▶ Written instruction
Go over the listing below line by line and tally those containing "dalam". Give only the tally.

▶ Entries supplied

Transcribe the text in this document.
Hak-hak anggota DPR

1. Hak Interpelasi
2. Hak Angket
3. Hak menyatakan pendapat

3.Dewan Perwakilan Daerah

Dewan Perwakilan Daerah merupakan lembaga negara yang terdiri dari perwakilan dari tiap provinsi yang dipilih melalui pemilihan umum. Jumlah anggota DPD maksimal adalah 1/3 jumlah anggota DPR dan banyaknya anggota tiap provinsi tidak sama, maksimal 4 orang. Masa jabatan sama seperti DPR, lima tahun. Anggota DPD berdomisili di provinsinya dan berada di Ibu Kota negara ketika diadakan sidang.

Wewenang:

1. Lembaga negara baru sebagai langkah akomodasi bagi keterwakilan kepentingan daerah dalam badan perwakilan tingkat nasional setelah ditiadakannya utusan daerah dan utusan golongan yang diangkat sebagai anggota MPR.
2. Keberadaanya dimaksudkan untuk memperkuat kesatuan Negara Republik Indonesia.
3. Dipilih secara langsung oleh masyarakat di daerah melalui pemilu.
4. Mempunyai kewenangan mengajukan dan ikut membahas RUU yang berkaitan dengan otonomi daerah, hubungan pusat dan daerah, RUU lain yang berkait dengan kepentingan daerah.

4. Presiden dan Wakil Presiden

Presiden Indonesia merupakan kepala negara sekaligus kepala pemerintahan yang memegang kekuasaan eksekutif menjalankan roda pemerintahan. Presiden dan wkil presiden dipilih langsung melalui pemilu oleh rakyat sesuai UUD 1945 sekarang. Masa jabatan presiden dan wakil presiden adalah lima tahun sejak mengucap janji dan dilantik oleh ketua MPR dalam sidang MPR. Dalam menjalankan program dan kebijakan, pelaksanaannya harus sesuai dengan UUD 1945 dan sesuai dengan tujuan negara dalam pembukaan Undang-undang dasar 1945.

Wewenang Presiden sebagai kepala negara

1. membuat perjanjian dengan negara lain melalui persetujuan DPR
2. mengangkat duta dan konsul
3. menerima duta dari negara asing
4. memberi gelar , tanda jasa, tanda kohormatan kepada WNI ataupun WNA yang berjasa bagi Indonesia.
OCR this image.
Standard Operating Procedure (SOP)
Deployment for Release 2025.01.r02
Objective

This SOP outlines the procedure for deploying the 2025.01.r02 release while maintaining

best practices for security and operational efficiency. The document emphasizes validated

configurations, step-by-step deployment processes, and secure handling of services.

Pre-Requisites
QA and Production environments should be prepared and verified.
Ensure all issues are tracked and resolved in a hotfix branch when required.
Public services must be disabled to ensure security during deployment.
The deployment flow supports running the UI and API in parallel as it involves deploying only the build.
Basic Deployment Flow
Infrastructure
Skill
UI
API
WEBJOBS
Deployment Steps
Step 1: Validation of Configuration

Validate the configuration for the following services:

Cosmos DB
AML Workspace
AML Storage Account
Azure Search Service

▶ Answer
2